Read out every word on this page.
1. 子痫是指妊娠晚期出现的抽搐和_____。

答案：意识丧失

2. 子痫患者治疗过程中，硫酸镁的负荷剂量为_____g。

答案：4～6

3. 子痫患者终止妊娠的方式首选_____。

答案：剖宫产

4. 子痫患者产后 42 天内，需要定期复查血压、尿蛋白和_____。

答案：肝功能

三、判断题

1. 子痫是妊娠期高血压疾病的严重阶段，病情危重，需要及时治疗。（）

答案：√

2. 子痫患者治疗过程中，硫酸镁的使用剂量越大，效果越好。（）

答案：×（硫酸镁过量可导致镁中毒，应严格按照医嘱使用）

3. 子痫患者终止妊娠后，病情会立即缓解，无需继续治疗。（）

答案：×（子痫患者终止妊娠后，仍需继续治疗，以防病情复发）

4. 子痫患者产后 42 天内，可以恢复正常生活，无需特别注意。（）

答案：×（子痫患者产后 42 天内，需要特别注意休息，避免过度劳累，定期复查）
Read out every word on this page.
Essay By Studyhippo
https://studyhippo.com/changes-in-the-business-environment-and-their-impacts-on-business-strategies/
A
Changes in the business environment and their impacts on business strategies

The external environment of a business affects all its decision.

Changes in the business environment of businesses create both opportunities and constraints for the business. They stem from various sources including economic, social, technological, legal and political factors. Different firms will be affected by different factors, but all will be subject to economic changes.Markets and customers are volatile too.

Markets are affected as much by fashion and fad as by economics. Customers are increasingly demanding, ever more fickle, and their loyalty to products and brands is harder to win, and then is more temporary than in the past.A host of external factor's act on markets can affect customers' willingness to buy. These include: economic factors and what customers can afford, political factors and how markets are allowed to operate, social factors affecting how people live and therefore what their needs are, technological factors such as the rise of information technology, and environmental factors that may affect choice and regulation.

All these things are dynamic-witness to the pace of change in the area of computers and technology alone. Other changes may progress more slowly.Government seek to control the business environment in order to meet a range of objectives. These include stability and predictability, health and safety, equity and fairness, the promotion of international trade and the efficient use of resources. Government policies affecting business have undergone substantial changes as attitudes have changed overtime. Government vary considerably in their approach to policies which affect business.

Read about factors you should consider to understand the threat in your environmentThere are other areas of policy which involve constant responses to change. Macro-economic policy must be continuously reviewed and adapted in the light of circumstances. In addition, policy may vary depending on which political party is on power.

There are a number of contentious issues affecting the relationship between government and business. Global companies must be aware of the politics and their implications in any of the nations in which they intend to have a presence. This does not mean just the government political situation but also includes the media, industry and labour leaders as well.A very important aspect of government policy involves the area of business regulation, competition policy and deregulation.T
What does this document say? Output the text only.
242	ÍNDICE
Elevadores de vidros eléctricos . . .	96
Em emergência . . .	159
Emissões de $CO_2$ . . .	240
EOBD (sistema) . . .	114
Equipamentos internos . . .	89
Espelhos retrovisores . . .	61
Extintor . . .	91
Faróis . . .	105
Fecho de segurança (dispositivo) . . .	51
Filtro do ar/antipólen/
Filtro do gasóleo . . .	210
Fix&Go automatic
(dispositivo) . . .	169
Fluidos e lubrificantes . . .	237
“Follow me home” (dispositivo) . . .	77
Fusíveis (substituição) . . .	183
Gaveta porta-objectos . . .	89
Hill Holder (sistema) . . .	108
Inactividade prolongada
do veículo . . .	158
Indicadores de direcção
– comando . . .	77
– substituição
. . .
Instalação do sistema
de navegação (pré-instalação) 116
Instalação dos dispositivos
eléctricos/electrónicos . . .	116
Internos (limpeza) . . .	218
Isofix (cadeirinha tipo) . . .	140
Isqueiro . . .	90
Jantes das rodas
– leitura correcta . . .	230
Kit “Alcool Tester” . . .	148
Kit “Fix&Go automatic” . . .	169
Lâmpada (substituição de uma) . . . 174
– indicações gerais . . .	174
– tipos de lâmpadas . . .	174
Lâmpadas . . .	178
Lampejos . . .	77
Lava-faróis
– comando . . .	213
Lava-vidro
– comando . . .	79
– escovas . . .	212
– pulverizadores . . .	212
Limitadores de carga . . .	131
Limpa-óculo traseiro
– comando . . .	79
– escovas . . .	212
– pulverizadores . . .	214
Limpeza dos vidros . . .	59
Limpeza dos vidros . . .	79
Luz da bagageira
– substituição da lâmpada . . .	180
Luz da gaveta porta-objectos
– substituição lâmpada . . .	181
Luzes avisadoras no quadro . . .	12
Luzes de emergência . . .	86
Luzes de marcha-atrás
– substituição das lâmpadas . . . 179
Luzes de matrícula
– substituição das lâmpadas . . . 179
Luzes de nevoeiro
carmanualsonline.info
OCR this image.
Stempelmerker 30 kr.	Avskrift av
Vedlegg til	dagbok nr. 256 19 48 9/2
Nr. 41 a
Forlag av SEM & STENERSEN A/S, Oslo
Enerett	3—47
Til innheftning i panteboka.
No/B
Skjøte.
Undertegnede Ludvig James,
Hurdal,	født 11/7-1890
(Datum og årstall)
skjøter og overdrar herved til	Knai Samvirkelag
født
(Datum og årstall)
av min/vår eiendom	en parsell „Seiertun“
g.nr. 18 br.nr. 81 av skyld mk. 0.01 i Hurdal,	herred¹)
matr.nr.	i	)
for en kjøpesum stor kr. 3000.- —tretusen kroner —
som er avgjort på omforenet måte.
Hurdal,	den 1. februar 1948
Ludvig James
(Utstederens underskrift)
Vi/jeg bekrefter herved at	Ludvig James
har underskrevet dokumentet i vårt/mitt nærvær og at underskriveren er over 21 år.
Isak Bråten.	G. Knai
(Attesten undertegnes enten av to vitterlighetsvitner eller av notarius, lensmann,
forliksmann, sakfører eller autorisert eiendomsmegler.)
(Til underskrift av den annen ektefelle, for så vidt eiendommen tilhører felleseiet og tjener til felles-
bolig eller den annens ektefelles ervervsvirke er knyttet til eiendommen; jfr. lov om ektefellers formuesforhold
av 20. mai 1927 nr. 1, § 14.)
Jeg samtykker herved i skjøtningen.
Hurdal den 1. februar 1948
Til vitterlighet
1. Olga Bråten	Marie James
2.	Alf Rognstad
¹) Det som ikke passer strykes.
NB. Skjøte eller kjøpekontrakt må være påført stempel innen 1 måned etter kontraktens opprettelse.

————————

_What you should do_: Copy out each line of the records where the string "Hurdal" appears.

_Response_:
Hurdal,	født 11/7-1890
g.nr. 18 br.nr. 81 av skyld mk. 0.01 i Hurdal,	herred¹)
Hurdal,	den 1. februar 1948
Hurdal den 1. februar 1948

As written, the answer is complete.